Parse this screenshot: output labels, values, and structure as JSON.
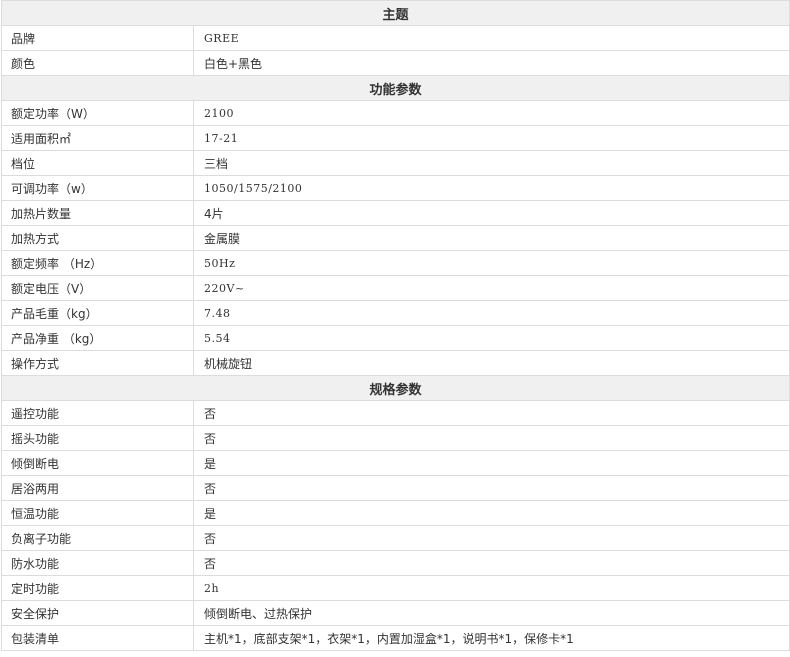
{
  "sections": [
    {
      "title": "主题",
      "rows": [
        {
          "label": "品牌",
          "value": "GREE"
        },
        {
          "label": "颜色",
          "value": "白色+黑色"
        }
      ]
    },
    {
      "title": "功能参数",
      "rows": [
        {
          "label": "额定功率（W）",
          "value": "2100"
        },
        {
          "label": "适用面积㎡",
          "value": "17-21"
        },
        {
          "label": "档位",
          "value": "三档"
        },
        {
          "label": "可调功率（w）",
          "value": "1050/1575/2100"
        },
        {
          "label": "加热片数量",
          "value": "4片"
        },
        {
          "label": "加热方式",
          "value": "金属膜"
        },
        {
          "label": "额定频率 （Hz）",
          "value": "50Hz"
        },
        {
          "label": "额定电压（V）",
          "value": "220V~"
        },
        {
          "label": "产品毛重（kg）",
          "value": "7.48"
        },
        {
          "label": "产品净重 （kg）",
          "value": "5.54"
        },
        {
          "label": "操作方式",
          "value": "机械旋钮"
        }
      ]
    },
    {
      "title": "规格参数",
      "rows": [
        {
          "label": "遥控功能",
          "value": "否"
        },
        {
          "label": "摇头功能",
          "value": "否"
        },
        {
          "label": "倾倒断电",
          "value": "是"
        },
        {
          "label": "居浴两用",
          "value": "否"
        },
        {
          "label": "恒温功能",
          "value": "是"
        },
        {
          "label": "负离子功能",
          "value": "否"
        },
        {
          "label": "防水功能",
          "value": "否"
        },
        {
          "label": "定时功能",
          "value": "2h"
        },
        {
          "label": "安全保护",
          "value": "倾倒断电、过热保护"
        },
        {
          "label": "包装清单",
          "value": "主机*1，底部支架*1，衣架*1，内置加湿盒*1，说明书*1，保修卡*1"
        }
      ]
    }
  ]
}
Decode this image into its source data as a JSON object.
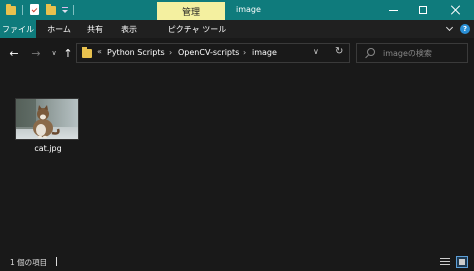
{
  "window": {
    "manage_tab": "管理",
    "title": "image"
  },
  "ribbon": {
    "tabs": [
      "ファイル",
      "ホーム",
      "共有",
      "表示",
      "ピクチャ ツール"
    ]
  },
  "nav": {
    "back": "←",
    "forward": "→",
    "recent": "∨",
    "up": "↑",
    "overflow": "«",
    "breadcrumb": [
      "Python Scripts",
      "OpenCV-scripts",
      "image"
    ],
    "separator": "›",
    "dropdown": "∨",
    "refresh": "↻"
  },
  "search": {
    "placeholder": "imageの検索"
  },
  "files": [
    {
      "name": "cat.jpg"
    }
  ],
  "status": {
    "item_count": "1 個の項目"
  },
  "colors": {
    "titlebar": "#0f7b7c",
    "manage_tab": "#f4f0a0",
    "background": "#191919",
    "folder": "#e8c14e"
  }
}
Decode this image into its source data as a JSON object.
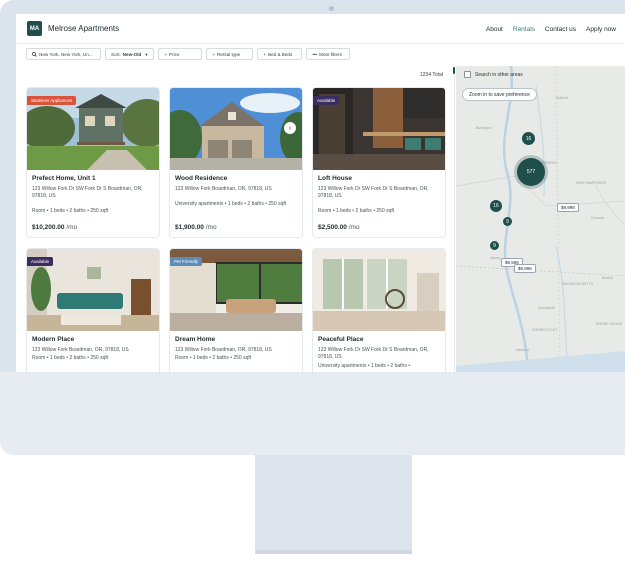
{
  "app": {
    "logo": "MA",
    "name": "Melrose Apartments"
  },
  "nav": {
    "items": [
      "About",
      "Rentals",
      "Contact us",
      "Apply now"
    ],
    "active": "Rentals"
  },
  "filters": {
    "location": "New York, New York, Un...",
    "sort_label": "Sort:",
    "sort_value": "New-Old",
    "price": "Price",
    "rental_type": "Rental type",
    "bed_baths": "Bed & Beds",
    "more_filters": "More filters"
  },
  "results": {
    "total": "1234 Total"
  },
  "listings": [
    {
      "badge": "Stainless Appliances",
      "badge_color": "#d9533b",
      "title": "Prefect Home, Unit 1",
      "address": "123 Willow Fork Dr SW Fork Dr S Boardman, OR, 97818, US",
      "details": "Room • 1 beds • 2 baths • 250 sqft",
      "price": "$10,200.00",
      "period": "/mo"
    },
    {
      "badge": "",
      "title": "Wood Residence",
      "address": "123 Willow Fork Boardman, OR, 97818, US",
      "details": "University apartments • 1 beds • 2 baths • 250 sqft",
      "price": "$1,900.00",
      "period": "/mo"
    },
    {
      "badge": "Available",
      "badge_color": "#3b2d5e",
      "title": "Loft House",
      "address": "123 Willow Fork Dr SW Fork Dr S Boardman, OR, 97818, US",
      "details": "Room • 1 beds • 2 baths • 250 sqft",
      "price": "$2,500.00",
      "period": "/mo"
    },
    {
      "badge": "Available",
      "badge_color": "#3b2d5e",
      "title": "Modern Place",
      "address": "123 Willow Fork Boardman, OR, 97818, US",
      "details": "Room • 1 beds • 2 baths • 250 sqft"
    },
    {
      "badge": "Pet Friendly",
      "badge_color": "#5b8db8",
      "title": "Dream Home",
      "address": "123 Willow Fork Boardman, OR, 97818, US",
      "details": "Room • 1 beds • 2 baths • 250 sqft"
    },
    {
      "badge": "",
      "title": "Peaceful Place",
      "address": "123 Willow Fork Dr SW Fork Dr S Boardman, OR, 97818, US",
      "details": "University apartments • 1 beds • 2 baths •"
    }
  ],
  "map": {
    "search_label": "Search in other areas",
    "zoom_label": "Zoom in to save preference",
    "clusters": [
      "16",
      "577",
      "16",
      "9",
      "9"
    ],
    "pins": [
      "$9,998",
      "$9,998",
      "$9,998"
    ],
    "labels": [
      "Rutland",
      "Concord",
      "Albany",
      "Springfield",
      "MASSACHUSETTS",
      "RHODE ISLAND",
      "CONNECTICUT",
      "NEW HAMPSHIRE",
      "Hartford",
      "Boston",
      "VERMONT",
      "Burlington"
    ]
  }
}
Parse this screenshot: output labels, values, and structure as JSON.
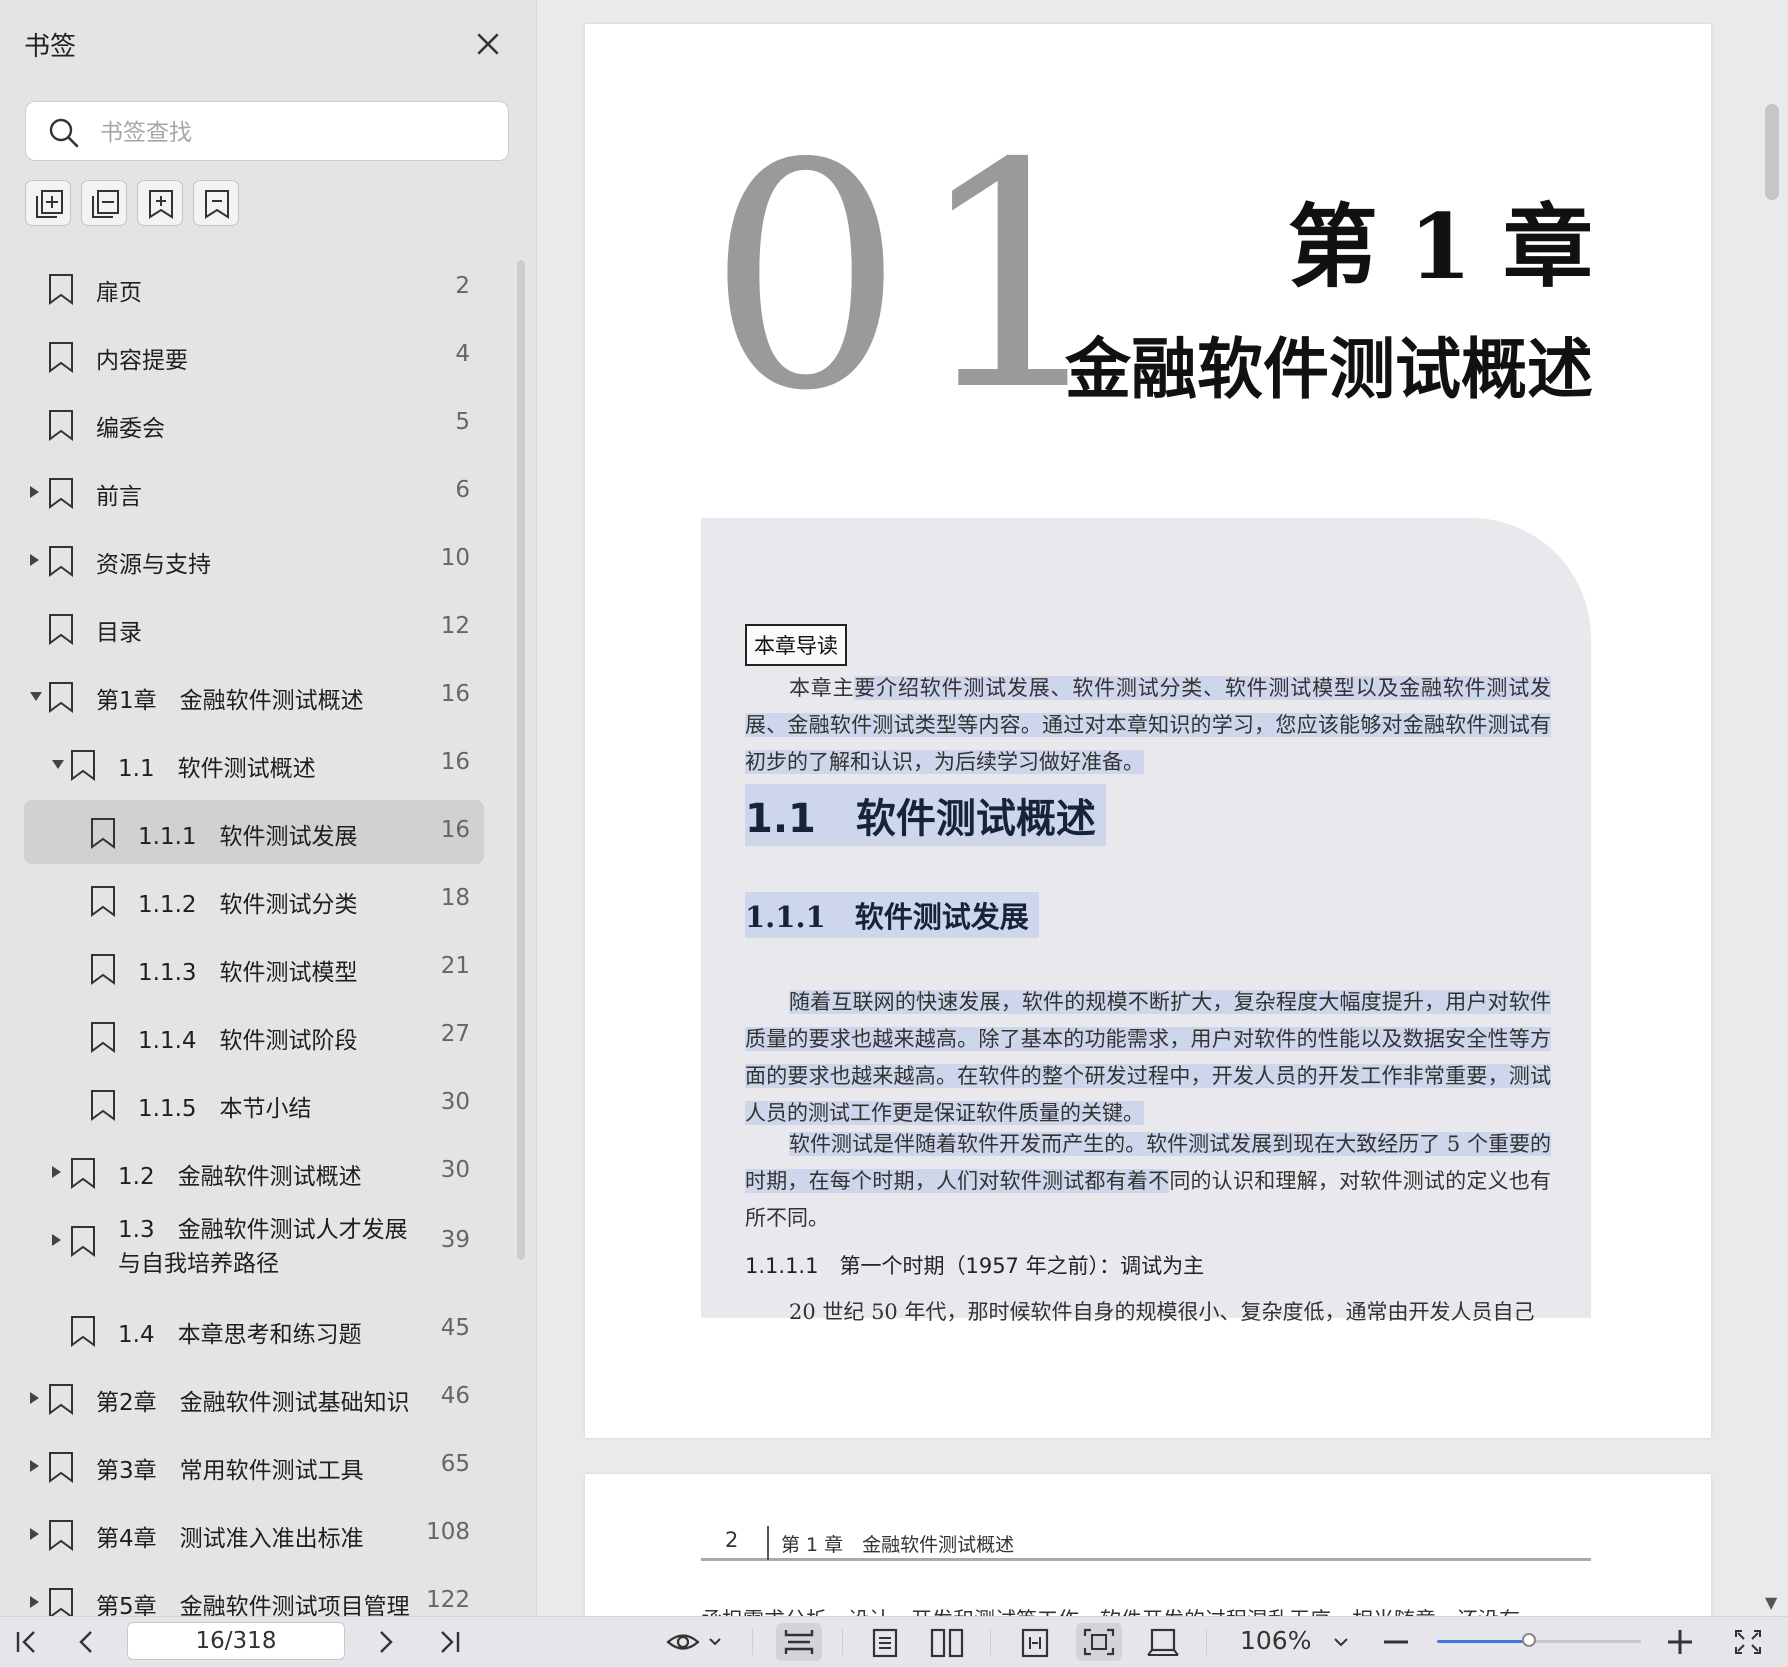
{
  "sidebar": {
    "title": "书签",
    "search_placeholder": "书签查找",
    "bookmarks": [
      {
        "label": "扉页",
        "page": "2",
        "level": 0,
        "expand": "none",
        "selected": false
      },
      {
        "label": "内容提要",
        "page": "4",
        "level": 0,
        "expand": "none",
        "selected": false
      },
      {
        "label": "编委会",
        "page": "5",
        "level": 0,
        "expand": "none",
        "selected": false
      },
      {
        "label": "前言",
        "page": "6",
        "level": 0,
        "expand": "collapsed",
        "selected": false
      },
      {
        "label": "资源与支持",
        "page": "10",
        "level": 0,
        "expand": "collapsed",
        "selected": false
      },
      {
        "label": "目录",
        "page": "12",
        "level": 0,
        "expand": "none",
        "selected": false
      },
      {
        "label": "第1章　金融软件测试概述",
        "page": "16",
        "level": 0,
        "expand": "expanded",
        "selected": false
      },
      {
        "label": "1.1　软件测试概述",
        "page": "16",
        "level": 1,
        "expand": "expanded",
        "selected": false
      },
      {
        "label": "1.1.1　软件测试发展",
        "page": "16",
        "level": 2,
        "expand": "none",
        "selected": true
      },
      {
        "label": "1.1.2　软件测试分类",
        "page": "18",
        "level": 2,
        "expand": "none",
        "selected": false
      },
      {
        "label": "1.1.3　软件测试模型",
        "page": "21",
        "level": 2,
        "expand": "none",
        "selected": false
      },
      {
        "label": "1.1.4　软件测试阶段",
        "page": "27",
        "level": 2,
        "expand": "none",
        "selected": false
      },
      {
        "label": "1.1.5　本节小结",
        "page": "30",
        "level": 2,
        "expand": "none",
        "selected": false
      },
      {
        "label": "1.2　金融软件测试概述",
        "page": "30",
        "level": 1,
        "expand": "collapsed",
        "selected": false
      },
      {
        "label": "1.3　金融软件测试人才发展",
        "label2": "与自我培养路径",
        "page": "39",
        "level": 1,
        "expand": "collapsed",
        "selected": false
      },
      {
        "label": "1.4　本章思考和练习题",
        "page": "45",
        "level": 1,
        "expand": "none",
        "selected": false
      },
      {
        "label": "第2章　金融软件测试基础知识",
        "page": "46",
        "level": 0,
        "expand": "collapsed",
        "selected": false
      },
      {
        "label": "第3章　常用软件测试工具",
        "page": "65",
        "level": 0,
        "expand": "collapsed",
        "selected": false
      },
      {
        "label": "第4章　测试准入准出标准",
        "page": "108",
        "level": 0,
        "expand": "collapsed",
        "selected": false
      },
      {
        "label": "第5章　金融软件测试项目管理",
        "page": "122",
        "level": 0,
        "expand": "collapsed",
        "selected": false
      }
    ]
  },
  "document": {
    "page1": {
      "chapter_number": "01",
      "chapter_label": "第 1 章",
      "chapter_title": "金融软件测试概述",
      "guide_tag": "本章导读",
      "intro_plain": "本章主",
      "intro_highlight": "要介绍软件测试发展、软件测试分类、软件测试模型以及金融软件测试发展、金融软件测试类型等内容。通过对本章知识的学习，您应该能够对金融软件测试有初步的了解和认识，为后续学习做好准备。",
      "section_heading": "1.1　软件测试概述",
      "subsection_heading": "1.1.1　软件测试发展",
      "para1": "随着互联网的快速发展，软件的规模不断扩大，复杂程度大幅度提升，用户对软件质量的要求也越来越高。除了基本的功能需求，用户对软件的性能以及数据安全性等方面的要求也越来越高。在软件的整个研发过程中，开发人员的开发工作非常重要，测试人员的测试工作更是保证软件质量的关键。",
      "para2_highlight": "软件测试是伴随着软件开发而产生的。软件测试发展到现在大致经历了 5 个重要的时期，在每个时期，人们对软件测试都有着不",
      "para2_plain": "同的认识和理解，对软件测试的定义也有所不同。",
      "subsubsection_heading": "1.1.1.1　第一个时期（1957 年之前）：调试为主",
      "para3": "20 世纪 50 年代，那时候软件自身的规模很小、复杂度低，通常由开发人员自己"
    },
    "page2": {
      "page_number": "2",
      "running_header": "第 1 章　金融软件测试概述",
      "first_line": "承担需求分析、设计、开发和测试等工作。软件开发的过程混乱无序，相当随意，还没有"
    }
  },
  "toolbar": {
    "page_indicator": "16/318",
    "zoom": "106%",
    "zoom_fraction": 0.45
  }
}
- - - - -
STATED TASK -
Copy out each line of the material that holds the word "name".

SOLUTION -
      "name": "cat.jpg"
    "name": "Melrose Apartments"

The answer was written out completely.